* Problem details: Find and copy lines holding "interests".

Data records
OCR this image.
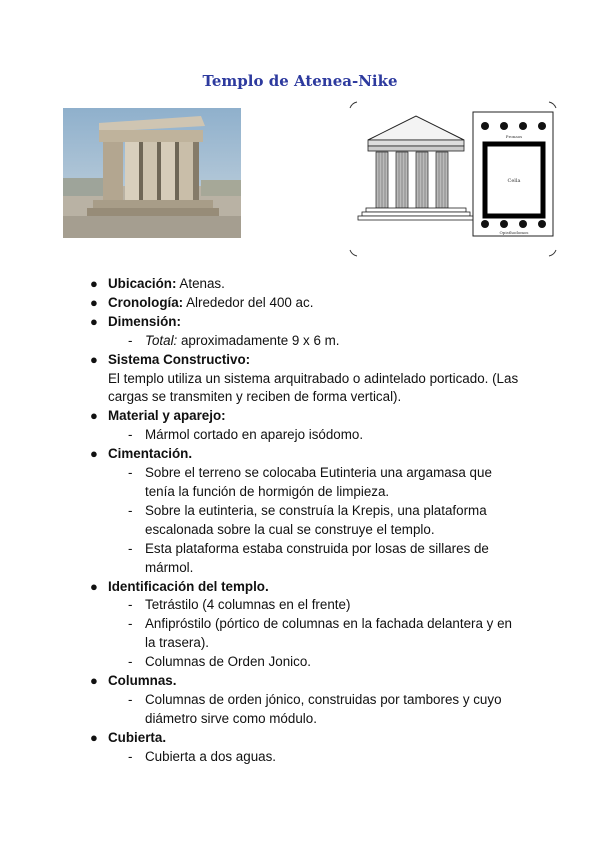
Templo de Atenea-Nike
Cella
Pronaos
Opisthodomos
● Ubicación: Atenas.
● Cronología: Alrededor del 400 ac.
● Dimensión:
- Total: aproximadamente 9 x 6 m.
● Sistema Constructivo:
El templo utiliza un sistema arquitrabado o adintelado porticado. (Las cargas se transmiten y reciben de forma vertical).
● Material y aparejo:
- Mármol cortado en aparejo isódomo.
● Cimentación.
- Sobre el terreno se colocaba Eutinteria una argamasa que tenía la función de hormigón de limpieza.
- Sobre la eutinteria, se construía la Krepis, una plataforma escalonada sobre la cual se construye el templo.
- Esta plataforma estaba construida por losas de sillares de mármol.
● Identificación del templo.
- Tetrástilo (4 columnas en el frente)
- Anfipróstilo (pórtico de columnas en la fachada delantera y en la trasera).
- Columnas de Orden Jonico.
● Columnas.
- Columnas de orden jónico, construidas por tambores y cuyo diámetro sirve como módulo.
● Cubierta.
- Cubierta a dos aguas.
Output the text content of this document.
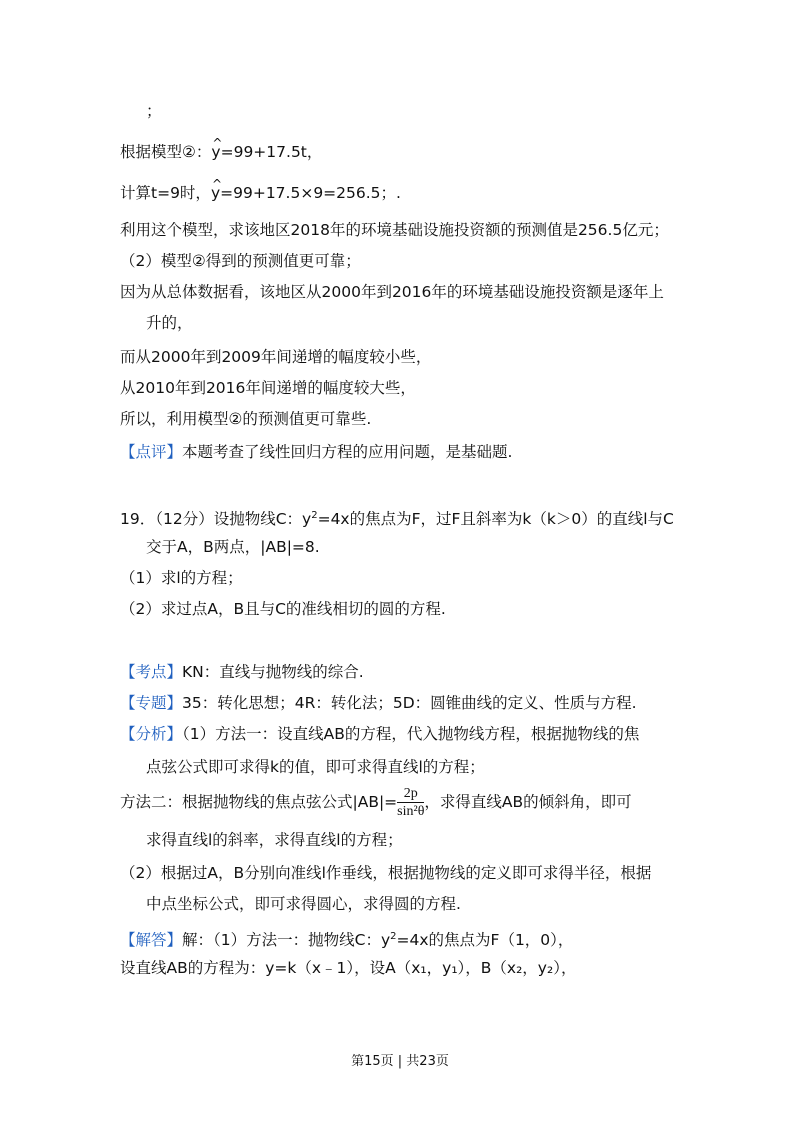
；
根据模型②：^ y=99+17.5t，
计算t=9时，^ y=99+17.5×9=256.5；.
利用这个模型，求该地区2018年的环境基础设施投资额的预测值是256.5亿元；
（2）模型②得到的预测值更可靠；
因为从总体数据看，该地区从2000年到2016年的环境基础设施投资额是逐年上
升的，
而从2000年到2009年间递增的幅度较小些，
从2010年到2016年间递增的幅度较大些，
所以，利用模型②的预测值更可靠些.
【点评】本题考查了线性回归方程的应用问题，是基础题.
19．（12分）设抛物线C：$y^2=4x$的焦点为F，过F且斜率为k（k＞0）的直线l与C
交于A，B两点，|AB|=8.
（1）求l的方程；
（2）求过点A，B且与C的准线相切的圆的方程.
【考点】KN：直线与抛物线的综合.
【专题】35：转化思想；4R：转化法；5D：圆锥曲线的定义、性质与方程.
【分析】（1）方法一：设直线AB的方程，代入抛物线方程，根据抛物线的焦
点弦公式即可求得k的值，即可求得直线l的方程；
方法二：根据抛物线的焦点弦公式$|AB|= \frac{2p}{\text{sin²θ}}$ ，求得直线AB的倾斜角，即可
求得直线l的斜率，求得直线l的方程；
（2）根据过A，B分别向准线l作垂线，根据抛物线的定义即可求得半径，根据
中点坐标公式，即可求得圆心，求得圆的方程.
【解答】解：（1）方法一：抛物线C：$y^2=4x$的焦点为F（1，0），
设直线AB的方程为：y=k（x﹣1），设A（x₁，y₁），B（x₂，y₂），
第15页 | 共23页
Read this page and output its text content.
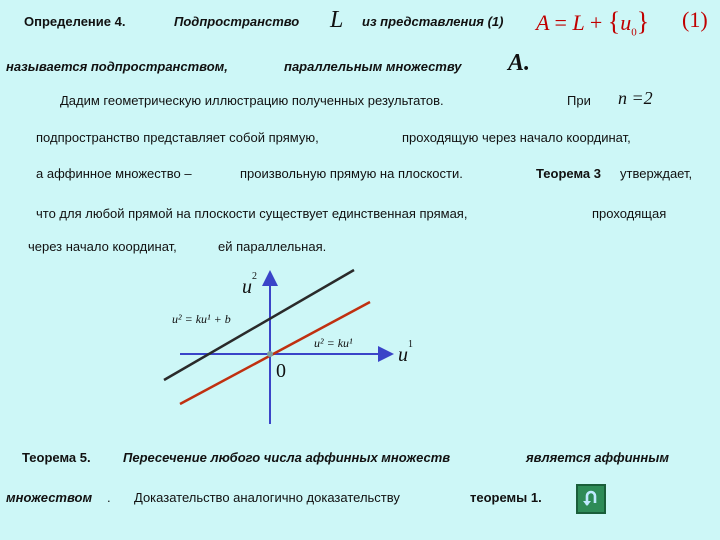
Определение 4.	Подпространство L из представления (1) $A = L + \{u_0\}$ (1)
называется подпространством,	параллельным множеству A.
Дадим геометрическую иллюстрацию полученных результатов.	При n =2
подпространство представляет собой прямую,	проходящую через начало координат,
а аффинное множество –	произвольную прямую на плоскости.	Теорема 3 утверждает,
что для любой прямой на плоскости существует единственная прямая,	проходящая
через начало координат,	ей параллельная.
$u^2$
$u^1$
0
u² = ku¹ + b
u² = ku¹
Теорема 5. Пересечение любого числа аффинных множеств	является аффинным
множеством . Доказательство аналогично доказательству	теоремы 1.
==
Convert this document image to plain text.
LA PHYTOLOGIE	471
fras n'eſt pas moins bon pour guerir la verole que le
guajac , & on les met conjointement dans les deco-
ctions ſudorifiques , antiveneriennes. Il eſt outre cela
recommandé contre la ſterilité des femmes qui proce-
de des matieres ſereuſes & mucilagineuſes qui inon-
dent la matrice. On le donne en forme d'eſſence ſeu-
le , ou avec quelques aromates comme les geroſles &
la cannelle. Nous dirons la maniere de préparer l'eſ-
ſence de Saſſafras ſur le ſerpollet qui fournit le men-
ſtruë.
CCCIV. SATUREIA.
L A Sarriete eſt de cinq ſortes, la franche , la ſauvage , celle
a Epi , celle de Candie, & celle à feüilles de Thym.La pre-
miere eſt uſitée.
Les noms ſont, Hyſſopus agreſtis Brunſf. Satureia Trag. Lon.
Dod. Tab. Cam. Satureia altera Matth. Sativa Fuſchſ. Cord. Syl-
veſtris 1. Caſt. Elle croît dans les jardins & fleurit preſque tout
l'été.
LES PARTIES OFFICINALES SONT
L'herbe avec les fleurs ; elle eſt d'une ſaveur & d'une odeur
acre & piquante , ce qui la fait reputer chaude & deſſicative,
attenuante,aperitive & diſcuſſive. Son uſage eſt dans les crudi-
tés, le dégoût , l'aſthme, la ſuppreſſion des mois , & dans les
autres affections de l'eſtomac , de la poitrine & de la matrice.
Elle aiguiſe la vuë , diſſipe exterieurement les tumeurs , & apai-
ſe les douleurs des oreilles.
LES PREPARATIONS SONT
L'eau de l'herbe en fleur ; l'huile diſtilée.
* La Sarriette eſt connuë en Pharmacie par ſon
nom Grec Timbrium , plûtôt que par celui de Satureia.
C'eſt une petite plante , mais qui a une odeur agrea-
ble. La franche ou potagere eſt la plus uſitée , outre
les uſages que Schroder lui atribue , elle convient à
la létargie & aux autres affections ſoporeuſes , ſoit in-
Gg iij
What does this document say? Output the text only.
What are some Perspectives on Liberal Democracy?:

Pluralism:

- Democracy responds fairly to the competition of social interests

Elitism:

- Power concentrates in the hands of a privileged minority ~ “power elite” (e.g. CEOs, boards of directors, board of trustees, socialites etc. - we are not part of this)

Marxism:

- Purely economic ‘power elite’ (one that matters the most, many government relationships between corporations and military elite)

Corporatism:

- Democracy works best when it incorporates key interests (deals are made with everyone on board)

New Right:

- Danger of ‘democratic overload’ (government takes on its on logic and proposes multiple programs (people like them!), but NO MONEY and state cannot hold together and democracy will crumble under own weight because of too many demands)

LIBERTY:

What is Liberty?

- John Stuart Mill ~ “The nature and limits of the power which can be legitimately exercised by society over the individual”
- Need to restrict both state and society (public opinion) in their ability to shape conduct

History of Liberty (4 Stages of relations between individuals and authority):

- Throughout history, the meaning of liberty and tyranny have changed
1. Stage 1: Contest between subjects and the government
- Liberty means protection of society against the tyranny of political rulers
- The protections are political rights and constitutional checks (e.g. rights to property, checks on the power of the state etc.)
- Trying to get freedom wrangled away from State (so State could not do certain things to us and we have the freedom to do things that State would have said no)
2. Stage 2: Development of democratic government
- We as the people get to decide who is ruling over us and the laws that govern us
...
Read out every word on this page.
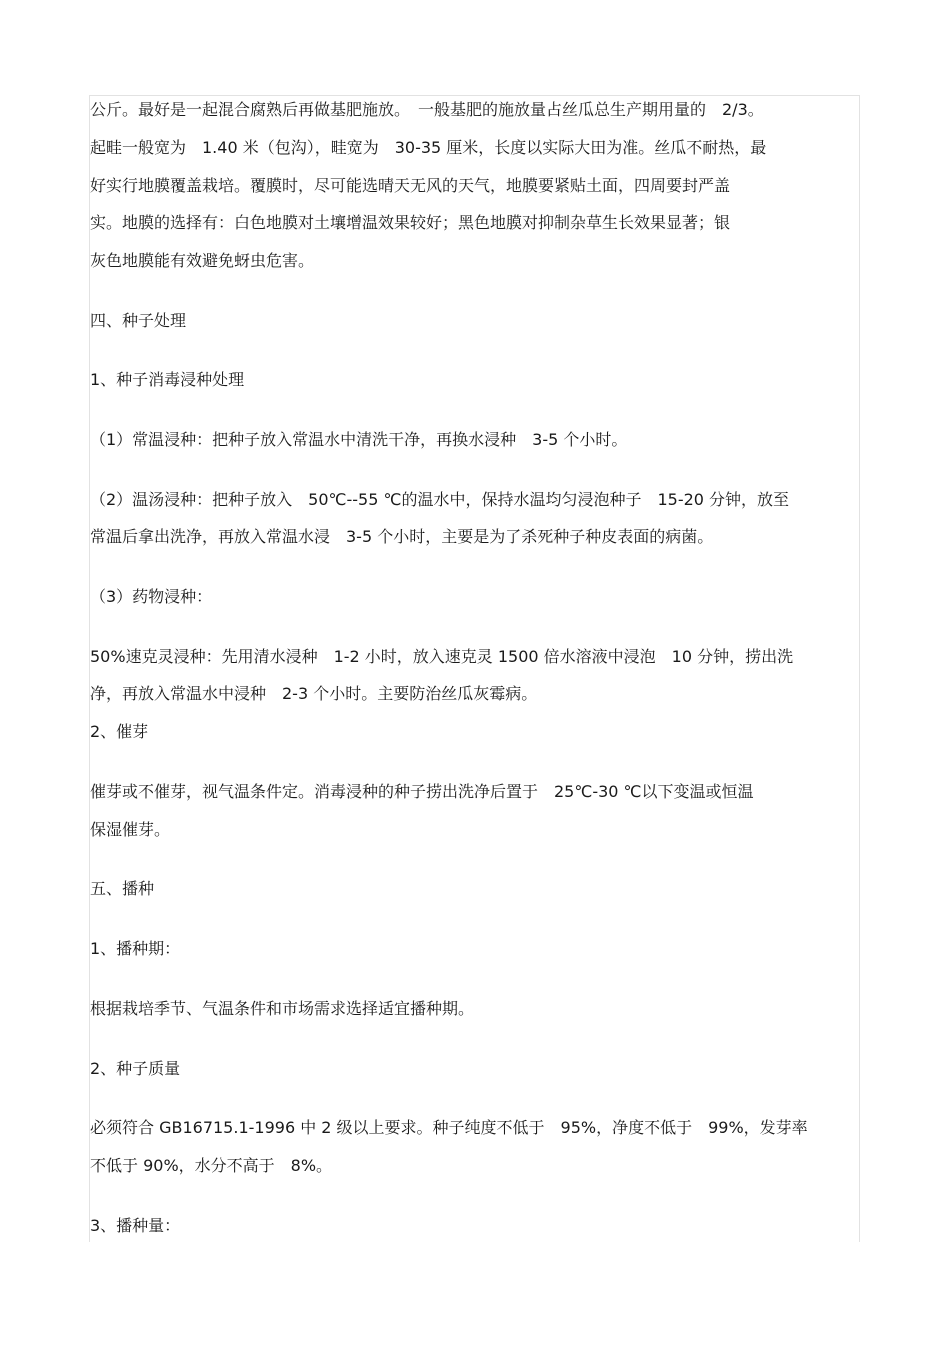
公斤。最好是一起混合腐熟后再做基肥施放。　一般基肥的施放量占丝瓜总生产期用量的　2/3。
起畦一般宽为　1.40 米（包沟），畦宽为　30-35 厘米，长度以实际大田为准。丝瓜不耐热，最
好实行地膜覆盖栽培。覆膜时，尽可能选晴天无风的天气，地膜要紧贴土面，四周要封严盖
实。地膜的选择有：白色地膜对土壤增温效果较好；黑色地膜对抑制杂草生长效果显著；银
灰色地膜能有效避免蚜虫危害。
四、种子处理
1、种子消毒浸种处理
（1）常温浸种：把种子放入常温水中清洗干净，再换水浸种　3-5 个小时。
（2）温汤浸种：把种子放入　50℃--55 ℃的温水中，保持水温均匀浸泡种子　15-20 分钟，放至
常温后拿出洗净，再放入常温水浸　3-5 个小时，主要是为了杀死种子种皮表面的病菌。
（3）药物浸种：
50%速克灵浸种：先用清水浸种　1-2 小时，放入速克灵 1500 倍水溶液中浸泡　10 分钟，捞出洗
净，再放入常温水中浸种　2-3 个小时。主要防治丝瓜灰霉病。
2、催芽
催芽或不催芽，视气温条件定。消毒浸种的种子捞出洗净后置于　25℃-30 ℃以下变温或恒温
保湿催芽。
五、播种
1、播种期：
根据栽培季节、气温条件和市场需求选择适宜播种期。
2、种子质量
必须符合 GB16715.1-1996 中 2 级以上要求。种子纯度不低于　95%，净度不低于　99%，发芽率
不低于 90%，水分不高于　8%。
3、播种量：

* Right answer:
- Democracy responds fairly to the competition of social interests
- Democracy works best when it incorporates key interests (deals are made with everyone on board)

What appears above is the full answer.